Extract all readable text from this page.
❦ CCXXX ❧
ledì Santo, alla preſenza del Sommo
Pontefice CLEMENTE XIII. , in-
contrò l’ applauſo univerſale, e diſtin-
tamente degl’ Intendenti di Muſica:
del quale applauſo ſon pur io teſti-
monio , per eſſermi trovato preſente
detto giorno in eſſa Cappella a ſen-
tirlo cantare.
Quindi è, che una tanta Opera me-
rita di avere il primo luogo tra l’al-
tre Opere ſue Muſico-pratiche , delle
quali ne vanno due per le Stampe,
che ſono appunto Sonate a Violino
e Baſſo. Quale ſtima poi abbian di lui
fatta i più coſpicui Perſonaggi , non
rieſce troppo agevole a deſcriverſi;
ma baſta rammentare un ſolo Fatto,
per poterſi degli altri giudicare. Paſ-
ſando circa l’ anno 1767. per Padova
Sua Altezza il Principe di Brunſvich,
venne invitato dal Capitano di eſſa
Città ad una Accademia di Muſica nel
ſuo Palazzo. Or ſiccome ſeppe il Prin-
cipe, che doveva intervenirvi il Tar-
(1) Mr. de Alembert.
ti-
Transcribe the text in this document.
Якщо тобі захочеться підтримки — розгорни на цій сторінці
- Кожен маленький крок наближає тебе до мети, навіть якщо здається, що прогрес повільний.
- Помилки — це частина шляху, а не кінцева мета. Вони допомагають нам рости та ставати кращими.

▸ **Prompt**
Pull out each record as written and restate it exactly.

▸ **In response**
Extract all readable text from this page.
❦ CCXXX ❧
ledì Santo, alla preſenza del Sommo
Pontefice CLEMENTE XIII. , in-
contrò l’ applauſo univerſale, e diſtin-
tamente degl’ Intendenti di Muſica:
del quale applauſo ſon pur io teſti-
monio , per eſſermi trovato preſente
detto giorno in eſſa Cappella a ſen-
tirlo cantare.
Quindi è, che una tanta Opera me-
rita di avere il primo luogo tra l’al-
tre Opere ſue Muſico-pratiche , delle
quali ne vanno due per le Stampe,
che ſono appunto Sonate a Violino
e Baſſo. Quale ſtima poi abbian di lui
fatta i più coſpicui Perſonaggi , non
rieſce troppo agevole a deſcriverſi;
ma baſta rammentare un ſolo Fatto,
per poterſi degli altri giudicare. Paſ-
ſando circa l’ anno 1767. per Padova
Sua Altezza il Principe di Brunſvich,
venne invitato dal Capitano di eſſa
Città ad una Accademia di Muſica nel
ſuo Palazzo. Or ſiccome ſeppe il Prin-
cipe, che doveva intervenirvi il Tar-
(1) Mr. de Alembert.
ti-
Transcribe the text in this document.
Якщо тобі захочеться підтримки — розгорни на цій сторінці
- Кожен маленький крок наближає тебе до мети, навіть якщо здається, що прогрес повільний.
- Помилки — це частина шляху, а не кінцева мета. Вони допомагають нам рости та ставати кращими.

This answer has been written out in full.